Find and copy lines holding "title".

— START PROVIDED MATERIAL —

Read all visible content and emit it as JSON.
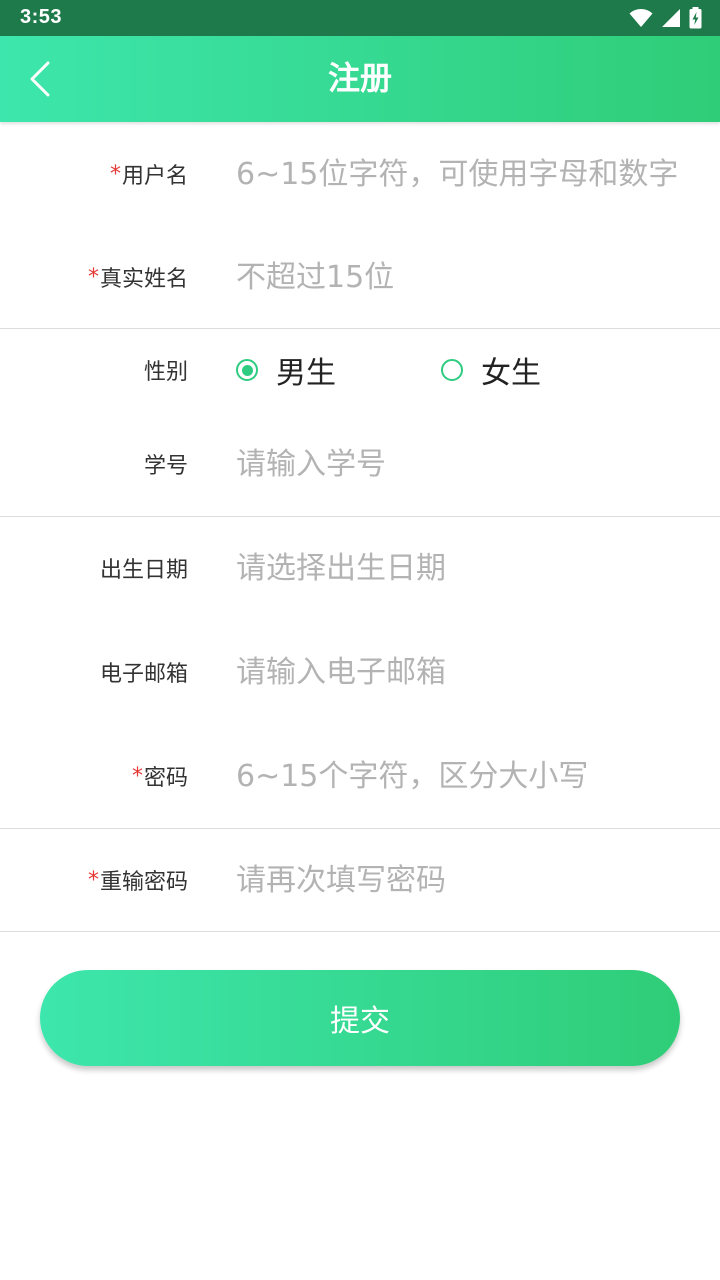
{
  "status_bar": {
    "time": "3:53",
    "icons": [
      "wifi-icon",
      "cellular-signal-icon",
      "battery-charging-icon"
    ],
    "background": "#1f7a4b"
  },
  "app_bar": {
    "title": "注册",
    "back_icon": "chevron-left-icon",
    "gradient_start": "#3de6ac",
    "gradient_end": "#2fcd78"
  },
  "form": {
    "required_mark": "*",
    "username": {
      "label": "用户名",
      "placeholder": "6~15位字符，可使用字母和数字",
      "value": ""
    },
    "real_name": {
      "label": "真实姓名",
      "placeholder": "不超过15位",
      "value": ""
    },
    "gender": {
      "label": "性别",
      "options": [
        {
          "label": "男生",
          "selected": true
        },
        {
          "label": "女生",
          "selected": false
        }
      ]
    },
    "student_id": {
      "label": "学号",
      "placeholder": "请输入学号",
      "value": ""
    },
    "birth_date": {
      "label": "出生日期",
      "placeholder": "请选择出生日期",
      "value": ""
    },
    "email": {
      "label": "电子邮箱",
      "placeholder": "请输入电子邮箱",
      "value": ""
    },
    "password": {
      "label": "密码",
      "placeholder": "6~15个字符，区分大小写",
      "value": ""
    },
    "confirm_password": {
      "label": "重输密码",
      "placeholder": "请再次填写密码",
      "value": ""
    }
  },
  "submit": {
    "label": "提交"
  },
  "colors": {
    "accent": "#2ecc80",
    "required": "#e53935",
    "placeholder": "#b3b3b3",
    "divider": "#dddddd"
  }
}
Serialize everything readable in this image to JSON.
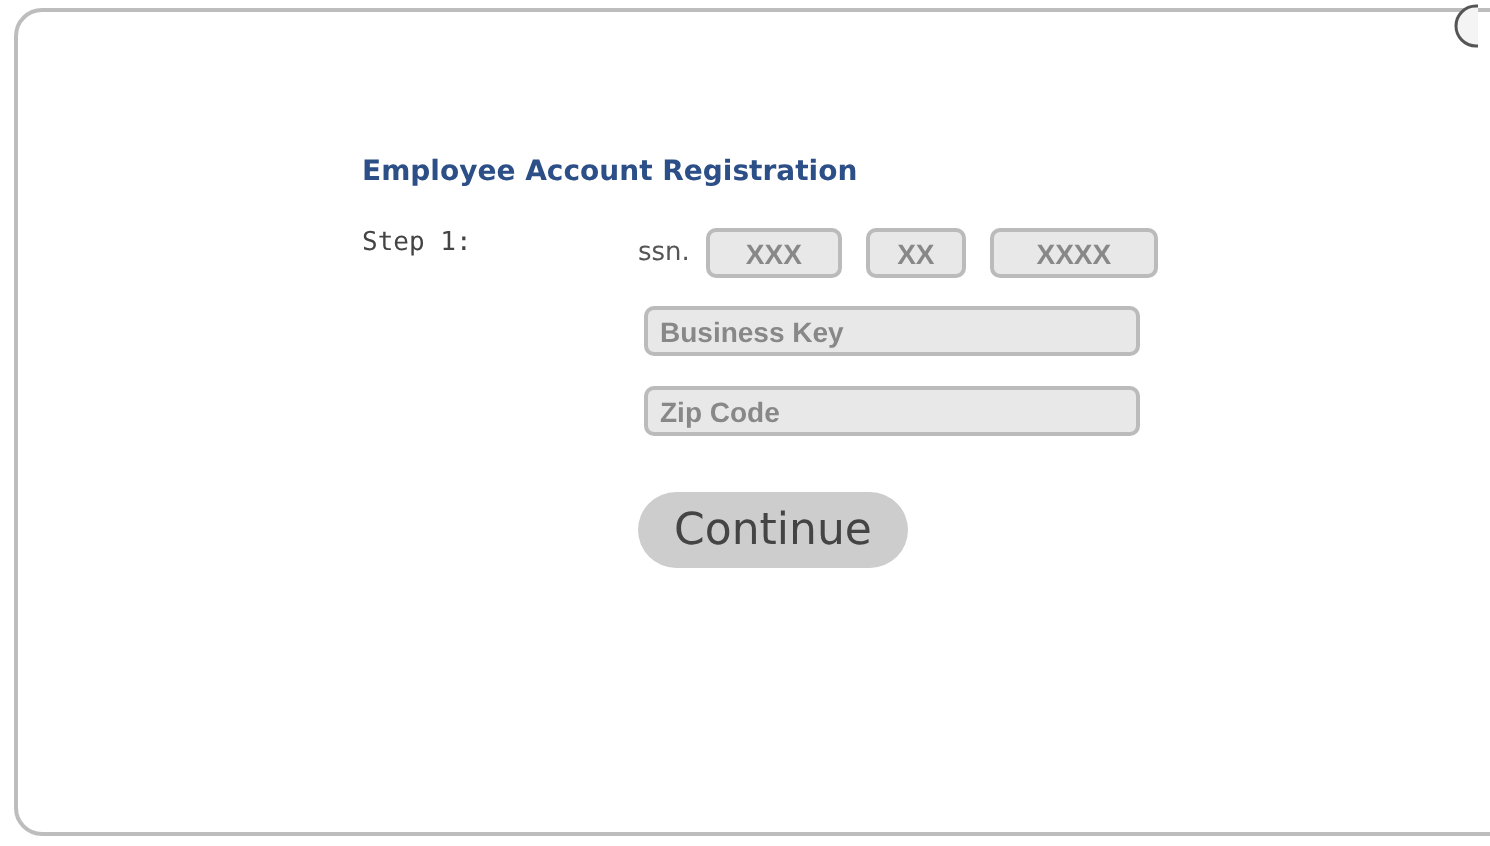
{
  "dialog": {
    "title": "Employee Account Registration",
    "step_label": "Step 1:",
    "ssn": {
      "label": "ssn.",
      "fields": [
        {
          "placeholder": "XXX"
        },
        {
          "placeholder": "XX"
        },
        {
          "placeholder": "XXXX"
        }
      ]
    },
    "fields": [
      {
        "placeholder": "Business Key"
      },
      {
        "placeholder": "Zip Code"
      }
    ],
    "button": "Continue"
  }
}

— END PROVIDED MATERIAL —

# [COMPLETED TASK]
    "title": "注册",
    "title": "Employee Account Registration",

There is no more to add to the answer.